↓

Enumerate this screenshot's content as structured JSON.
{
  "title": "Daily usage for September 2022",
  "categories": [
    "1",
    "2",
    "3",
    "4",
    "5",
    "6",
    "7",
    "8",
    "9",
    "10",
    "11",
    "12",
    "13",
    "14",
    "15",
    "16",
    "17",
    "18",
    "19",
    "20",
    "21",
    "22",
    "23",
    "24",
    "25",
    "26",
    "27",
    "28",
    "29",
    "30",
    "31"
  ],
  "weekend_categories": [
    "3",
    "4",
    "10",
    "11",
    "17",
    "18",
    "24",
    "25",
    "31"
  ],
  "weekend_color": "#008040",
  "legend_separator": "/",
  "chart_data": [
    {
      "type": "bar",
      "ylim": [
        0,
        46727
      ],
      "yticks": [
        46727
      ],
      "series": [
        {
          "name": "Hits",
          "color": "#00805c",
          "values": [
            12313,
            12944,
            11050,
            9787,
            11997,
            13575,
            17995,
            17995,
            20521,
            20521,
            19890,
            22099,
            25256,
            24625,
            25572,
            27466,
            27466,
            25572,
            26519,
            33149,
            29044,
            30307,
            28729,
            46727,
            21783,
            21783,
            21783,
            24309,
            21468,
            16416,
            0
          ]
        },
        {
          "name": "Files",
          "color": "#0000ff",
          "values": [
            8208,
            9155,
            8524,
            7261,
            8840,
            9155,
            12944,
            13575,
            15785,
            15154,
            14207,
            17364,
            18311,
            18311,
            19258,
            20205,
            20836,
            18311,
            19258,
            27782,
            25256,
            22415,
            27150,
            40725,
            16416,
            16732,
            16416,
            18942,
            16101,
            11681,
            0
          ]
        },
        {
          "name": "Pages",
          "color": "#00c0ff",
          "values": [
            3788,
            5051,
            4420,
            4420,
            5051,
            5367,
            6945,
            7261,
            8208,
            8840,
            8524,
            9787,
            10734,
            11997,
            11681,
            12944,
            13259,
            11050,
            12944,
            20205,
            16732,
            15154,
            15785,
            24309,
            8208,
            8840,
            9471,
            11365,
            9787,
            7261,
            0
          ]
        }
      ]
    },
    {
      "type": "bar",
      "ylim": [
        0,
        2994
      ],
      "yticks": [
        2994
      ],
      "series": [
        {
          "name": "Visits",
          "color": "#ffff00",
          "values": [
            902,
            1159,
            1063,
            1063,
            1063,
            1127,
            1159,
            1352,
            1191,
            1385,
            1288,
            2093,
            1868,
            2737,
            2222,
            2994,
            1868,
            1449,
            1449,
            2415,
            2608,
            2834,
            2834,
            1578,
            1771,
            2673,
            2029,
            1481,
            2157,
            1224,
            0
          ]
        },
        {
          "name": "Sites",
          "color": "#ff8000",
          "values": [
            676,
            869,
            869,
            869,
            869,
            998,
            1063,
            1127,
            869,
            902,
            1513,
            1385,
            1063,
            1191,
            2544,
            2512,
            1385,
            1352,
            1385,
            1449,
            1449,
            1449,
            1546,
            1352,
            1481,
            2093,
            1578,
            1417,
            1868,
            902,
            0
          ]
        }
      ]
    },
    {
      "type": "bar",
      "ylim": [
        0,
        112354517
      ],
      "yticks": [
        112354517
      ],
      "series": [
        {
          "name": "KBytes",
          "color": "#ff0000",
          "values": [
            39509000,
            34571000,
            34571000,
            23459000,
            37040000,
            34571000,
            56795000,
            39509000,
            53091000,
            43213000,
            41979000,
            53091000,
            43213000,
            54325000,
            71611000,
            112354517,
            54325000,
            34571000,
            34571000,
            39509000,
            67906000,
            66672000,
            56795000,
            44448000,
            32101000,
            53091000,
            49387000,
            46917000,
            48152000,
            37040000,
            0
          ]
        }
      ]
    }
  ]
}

↑

Quote the entire listing above exactly.

Enumerate this screenshot's content as structured JSON.
{
  "title": "Daily usage for September 2022",
  "categories": [
    "1",
    "2",
    "3",
    "4",
    "5",
    "6",
    "7",
    "8",
    "9",
    "10",
    "11",
    "12",
    "13",
    "14",
    "15",
    "16",
    "17",
    "18",
    "19",
    "20",
    "21",
    "22",
    "23",
    "24",
    "25",
    "26",
    "27",
    "28",
    "29",
    "30",
    "31"
  ],
  "weekend_categories": [
    "3",
    "4",
    "10",
    "11",
    "17",
    "18",
    "24",
    "25",
    "31"
  ],
  "weekend_color": "#008040",
  "legend_separator": "/",
  "chart_data": [
    {
      "type": "bar",
      "ylim": [
        0,
        46727
      ],
      "yticks": [
        46727
      ],
      "series": [
        {
          "name": "Hits",
          "color": "#00805c",
          "values": [
            12313,
            12944,
            11050,
            9787,
            11997,
            13575,
            17995,
            17995,
            20521,
            20521,
            19890,
            22099,
            25256,
            24625,
            25572,
            27466,
            27466,
            25572,
            26519,
            33149,
            29044,
            30307,
            28729,
            46727,
            21783,
            21783,
            21783,
            24309,
            21468,
            16416,
            0
          ]
        },
        {
          "name": "Files",
          "color": "#0000ff",
          "values": [
            8208,
            9155,
            8524,
            7261,
            8840,
            9155,
            12944,
            13575,
            15785,
            15154,
            14207,
            17364,
            18311,
            18311,
            19258,
            20205,
            20836,
            18311,
            19258,
            27782,
            25256,
            22415,
            27150,
            40725,
            16416,
            16732,
            16416,
            18942,
            16101,
            11681,
            0
          ]
        },
        {
          "name": "Pages",
          "color": "#00c0ff",
          "values": [
            3788,
            5051,
            4420,
            4420,
            5051,
            5367,
            6945,
            7261,
            8208,
            8840,
            8524,
            9787,
            10734,
            11997,
            11681,
            12944,
            13259,
            11050,
            12944,
            20205,
            16732,
            15154,
            15785,
            24309,
            8208,
            8840,
            9471,
            11365,
            9787,
            7261,
            0
          ]
        }
      ]
    },
    {
      "type": "bar",
      "ylim": [
        0,
        2994
      ],
      "yticks": [
        2994
      ],
      "series": [
        {
          "name": "Visits",
          "color": "#ffff00",
          "values": [
            902,
            1159,
            1063,
            1063,
            1063,
            1127,
            1159,
            1352,
            1191,
            1385,
            1288,
            2093,
            1868,
            2737,
            2222,
            2994,
            1868,
            1449,
            1449,
            2415,
            2608,
            2834,
            2834,
            1578,
            1771,
            2673,
            2029,
            1481,
            2157,
            1224,
            0
          ]
        },
        {
          "name": "Sites",
          "color": "#ff8000",
          "values": [
            676,
            869,
            869,
            869,
            869,
            998,
            1063,
            1127,
            869,
            902,
            1513,
            1385,
            1063,
            1191,
            2544,
            2512,
            1385,
            1352,
            1385,
            1449,
            1449,
            1449,
            1546,
            1352,
            1481,
            2093,
            1578,
            1417,
            1868,
            902,
            0
          ]
        }
      ]
    },
    {
      "type": "bar",
      "ylim": [
        0,
        112354517
      ],
      "yticks": [
        112354517
      ],
      "series": [
        {
          "name": "KBytes",
          "color": "#ff0000",
          "values": [
            39509000,
            34571000,
            34571000,
            23459000,
            37040000,
            34571000,
            56795000,
            39509000,
            53091000,
            43213000,
            41979000,
            53091000,
            43213000,
            54325000,
            71611000,
            112354517,
            54325000,
            34571000,
            34571000,
            39509000,
            67906000,
            66672000,
            56795000,
            44448000,
            32101000,
            53091000,
            49387000,
            46917000,
            48152000,
            37040000,
            0
          ]
        }
      ]
    }
  ]
}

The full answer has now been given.